A block of data
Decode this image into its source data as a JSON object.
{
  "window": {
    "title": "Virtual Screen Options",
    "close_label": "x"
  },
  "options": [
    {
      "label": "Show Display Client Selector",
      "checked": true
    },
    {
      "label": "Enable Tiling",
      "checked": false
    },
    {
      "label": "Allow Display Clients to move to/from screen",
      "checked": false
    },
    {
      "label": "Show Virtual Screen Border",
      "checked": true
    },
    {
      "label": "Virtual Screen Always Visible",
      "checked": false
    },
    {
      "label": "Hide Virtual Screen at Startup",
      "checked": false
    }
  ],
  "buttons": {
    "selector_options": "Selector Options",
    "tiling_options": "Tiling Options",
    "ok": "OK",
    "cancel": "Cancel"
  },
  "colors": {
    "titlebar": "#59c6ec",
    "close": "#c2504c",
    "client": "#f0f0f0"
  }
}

Task to carry out
Retype all of the material, keeping each line exact.

Response to the exercise
Decode this image into its source data as a JSON object.
{
  "window": {
    "title": "Virtual Screen Options",
    "close_label": "x"
  },
  "options": [
    {
      "label": "Show Display Client Selector",
      "checked": true
    },
    {
      "label": "Enable Tiling",
      "checked": false
    },
    {
      "label": "Allow Display Clients to move to/from screen",
      "checked": false
    },
    {
      "label": "Show Virtual Screen Border",
      "checked": true
    },
    {
      "label": "Virtual Screen Always Visible",
      "checked": false
    },
    {
      "label": "Hide Virtual Screen at Startup",
      "checked": false
    }
  ],
  "buttons": {
    "selector_options": "Selector Options",
    "tiling_options": "Tiling Options",
    "ok": "OK",
    "cancel": "Cancel"
  },
  "colors": {
    "titlebar": "#59c6ec",
    "close": "#c2504c",
    "client": "#f0f0f0"
  }
}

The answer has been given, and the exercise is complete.